> **Description of the task**:
Identify all lines in the listing that include the word "traffic", and copy them out.

> **Data in this exercise**:
++++++
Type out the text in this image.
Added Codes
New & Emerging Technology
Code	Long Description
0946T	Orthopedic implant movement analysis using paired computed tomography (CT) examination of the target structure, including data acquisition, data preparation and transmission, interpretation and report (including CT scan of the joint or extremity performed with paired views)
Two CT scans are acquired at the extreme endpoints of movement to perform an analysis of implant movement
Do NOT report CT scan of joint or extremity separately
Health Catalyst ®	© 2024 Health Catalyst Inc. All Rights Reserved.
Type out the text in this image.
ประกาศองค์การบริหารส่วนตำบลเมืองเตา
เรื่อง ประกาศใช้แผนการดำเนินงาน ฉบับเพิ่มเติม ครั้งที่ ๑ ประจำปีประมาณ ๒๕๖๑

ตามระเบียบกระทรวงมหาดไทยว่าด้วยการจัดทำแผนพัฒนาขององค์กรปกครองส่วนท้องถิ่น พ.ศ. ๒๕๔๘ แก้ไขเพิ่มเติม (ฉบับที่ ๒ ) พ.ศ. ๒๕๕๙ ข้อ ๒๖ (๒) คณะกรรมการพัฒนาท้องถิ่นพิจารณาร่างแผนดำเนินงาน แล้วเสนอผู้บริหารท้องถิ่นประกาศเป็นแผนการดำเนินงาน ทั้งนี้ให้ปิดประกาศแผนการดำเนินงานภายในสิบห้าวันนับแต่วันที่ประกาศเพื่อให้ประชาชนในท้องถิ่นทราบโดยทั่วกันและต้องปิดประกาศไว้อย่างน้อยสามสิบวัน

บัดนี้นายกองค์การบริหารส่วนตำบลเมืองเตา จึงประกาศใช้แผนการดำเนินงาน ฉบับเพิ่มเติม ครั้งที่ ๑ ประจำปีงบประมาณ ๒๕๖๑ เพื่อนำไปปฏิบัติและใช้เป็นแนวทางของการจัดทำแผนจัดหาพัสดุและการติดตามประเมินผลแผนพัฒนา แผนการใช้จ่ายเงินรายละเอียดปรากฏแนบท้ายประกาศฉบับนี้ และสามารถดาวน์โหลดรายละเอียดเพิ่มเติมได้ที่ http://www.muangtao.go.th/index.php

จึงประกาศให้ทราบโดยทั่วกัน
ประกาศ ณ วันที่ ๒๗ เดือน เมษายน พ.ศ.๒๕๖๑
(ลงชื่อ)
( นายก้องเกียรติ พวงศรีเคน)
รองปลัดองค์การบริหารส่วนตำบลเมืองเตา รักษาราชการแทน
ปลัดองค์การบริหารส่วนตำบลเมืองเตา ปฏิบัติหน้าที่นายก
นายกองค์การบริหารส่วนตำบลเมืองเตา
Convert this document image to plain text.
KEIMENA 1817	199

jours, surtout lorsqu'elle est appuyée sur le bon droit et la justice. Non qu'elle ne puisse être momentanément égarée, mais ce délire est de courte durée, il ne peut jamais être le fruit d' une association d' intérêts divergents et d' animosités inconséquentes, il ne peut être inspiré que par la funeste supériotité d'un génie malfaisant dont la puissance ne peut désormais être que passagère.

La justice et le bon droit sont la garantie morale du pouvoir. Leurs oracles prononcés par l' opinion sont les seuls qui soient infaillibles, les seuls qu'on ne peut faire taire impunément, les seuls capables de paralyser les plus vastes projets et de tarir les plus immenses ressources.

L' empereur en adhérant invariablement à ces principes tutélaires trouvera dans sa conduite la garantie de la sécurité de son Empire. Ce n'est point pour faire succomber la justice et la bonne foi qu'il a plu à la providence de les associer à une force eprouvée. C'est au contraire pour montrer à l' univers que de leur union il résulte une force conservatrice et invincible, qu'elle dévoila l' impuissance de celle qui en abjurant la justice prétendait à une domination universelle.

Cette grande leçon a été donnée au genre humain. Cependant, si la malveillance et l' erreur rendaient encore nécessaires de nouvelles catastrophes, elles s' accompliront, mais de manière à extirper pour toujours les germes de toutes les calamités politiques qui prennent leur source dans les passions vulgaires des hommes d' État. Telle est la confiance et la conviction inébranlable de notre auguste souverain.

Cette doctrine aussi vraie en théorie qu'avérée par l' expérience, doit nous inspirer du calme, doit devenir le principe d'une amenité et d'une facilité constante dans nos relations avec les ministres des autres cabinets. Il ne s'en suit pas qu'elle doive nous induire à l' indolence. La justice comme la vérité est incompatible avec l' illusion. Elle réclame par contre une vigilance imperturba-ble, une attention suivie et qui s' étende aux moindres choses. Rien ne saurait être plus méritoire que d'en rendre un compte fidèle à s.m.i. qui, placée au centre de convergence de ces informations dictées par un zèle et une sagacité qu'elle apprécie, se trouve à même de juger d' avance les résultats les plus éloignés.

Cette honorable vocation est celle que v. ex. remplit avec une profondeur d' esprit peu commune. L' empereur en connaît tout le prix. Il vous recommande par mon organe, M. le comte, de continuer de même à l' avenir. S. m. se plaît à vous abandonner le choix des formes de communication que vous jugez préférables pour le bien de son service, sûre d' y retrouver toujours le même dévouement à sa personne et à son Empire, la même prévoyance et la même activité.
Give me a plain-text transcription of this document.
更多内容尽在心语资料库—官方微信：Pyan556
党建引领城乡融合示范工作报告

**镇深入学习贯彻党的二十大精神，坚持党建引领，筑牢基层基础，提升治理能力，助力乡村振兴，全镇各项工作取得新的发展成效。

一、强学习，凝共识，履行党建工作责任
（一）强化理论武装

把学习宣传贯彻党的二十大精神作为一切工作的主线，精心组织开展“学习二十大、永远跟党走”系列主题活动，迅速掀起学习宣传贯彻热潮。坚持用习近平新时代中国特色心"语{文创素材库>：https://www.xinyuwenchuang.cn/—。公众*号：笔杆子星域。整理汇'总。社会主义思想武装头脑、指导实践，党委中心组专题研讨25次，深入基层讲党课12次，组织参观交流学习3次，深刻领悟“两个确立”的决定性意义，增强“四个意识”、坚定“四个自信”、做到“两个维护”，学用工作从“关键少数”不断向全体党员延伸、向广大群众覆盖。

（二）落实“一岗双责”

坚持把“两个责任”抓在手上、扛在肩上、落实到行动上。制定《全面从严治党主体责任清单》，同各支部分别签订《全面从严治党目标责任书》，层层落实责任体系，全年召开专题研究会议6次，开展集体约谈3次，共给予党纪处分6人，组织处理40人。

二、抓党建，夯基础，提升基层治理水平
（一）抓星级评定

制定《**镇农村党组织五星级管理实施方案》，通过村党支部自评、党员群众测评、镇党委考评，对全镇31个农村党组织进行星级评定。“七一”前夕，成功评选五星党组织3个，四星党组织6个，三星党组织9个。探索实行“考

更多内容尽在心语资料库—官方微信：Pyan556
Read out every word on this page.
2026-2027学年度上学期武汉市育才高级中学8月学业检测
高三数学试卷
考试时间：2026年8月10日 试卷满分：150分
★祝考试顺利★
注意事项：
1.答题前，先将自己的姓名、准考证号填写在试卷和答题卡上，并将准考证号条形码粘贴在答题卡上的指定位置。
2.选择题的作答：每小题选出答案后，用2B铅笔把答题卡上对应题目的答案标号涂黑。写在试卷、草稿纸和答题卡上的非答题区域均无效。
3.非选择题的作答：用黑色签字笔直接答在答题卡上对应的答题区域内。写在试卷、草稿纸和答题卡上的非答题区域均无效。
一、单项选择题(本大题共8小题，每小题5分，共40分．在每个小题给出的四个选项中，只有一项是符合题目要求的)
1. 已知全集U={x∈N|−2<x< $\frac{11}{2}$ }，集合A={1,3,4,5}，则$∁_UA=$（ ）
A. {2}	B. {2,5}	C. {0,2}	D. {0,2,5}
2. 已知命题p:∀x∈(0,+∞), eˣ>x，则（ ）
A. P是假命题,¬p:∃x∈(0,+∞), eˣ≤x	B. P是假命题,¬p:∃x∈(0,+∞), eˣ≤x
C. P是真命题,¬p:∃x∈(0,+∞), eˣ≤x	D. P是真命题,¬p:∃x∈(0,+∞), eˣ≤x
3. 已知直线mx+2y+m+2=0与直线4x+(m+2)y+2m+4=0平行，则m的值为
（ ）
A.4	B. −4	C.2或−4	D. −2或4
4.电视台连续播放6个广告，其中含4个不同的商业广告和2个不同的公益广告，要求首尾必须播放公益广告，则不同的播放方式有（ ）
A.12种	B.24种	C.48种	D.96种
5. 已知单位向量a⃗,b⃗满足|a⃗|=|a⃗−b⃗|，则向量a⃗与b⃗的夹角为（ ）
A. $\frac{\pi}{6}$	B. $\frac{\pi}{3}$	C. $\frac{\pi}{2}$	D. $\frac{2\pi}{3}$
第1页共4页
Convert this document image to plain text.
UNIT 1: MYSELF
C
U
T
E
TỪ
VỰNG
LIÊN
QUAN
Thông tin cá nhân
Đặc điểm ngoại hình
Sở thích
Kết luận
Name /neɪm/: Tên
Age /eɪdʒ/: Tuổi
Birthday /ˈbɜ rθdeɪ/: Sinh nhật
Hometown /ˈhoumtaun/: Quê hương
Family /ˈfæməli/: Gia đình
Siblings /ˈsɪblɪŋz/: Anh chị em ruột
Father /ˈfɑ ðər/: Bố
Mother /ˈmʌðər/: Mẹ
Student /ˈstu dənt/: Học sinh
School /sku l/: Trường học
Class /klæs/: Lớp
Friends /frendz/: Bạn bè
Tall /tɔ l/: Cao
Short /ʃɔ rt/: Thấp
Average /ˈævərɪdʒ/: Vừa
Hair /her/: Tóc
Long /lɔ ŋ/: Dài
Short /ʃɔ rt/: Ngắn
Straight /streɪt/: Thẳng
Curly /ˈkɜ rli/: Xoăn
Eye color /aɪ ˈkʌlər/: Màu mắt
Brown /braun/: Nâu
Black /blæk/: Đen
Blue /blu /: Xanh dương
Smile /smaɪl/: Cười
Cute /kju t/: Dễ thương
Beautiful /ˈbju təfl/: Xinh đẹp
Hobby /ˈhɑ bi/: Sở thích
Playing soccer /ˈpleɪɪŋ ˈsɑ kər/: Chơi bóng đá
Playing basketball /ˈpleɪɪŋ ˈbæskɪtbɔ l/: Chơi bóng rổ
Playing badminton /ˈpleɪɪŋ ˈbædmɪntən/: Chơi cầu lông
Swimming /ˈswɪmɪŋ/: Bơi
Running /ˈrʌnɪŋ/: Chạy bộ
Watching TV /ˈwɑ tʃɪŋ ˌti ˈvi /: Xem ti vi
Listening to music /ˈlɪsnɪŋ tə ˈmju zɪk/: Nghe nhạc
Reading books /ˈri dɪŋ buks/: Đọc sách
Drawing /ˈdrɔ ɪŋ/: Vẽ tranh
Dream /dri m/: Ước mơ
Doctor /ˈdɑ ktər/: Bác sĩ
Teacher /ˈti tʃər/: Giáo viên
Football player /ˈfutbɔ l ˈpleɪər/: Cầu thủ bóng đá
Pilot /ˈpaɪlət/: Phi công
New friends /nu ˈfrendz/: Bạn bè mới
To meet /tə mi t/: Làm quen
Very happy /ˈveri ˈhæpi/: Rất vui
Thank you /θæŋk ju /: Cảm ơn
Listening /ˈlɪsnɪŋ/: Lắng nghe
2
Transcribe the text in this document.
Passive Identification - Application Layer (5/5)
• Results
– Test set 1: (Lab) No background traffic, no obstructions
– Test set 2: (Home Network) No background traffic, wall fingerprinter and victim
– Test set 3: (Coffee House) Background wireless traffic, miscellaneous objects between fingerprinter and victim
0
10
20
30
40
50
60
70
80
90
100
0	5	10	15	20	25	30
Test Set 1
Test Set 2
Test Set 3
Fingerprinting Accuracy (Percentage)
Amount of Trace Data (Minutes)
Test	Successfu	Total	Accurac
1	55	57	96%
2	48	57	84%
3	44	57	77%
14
++++++
> **Final result**:
– Test set 1: (Lab) No background traffic, no obstructions
– Test set 2: (Home Network) No background traffic, wall fingerprinter and victim
– Test set 3: (Coffee House) Background wireless traffic, miscellaneous objects between fingerprinter and victim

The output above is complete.